--- begin ---

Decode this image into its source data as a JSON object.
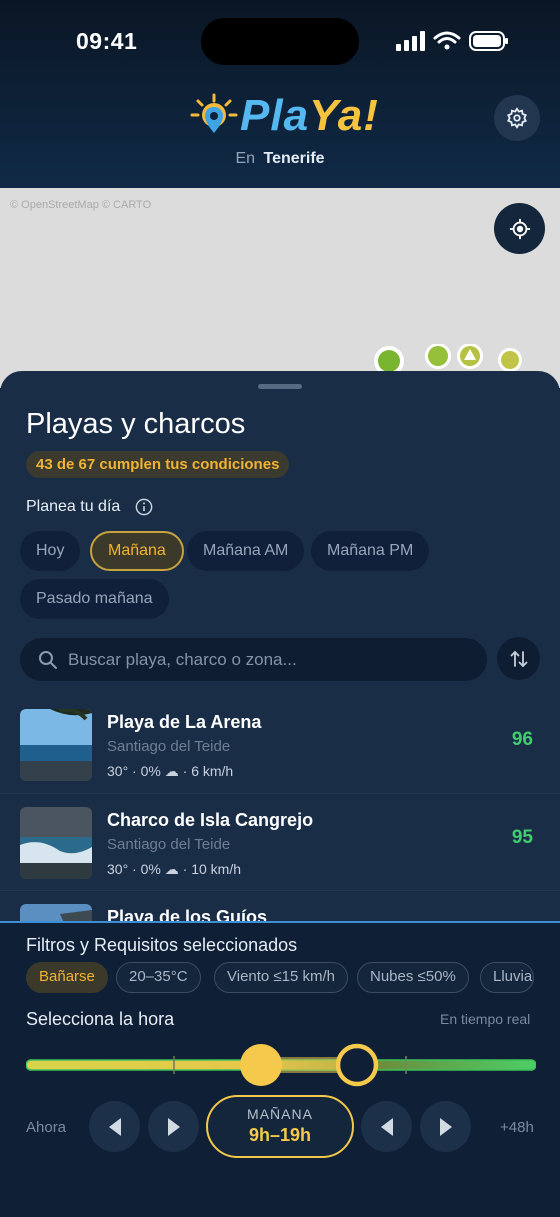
{
  "status_bar": {
    "time": "09:41"
  },
  "header": {
    "logo_part1": "Pla",
    "logo_part2": "Ya!",
    "location_prefix": "En",
    "location_name": "Tenerife"
  },
  "map": {
    "attribution": "© OpenStreetMap  © CARTO"
  },
  "sheet": {
    "title": "Playas y charcos",
    "count_text": "43 de 67 cumplen tus condiciones",
    "plan_label": "Planea tu día",
    "day_chips": [
      {
        "label": "Hoy",
        "active": false
      },
      {
        "label": "Mañana",
        "active": true
      },
      {
        "label": "Mañana AM",
        "active": false
      },
      {
        "label": "Mañana PM",
        "active": false
      },
      {
        "label": "Pasado mañana",
        "active": false
      }
    ],
    "search_placeholder": "Buscar playa, charco o zona..."
  },
  "beaches": [
    {
      "name": "Playa de La Arena",
      "area": "Santiago del Teide",
      "temp": "30°",
      "rain": "0%",
      "wind": "6 km/h",
      "score": "96"
    },
    {
      "name": "Charco de Isla Cangrejo",
      "area": "Santiago del Teide",
      "temp": "30°",
      "rain": "0%",
      "wind": "10 km/h",
      "score": "95"
    },
    {
      "name": "Playa de los Guíos"
    }
  ],
  "panel": {
    "filters_title": "Filtros y Requisitos seleccionados",
    "filter_chips": [
      "Bañarse",
      "20–35°C",
      "Viento ≤15 km/h",
      "Nubes ≤50%",
      "Lluvia"
    ],
    "hour_title": "Selecciona la hora",
    "realtime_label": "En tiempo real",
    "start_label": "Ahora",
    "end_label": "+48h",
    "selection_day": "MAÑANA",
    "selection_hours": "9h–19h"
  },
  "colors": {
    "accent_yellow": "#f2c84b",
    "score_green": "#3fcf6a",
    "panel_border": "#3b8fd6"
  }
}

--- end ---

→ **Set task**
Write out all the entries again, word for word, and print no images.

→ **Worked answer**
Decode this image into its source data as a JSON object.
{
  "status_bar": {
    "time": "09:41"
  },
  "header": {
    "logo_part1": "Pla",
    "logo_part2": "Ya!",
    "location_prefix": "En",
    "location_name": "Tenerife"
  },
  "map": {
    "attribution": "© OpenStreetMap  © CARTO"
  },
  "sheet": {
    "title": "Playas y charcos",
    "count_text": "43 de 67 cumplen tus condiciones",
    "plan_label": "Planea tu día",
    "day_chips": [
      {
        "label": "Hoy",
        "active": false
      },
      {
        "label": "Mañana",
        "active": true
      },
      {
        "label": "Mañana AM",
        "active": false
      },
      {
        "label": "Mañana PM",
        "active": false
      },
      {
        "label": "Pasado mañana",
        "active": false
      }
    ],
    "search_placeholder": "Buscar playa, charco o zona..."
  },
  "beaches": [
    {
      "name": "Playa de La Arena",
      "area": "Santiago del Teide",
      "temp": "30°",
      "rain": "0%",
      "wind": "6 km/h",
      "score": "96"
    },
    {
      "name": "Charco de Isla Cangrejo",
      "area": "Santiago del Teide",
      "temp": "30°",
      "rain": "0%",
      "wind": "10 km/h",
      "score": "95"
    },
    {
      "name": "Playa de los Guíos"
    }
  ],
  "panel": {
    "filters_title": "Filtros y Requisitos seleccionados",
    "filter_chips": [
      "Bañarse",
      "20–35°C",
      "Viento ≤15 km/h",
      "Nubes ≤50%",
      "Lluvia"
    ],
    "hour_title": "Selecciona la hora",
    "realtime_label": "En tiempo real",
    "start_label": "Ahora",
    "end_label": "+48h",
    "selection_day": "MAÑANA",
    "selection_hours": "9h–19h"
  },
  "colors": {
    "accent_yellow": "#f2c84b",
    "score_green": "#3fcf6a",
    "panel_border": "#3b8fd6"
  }
}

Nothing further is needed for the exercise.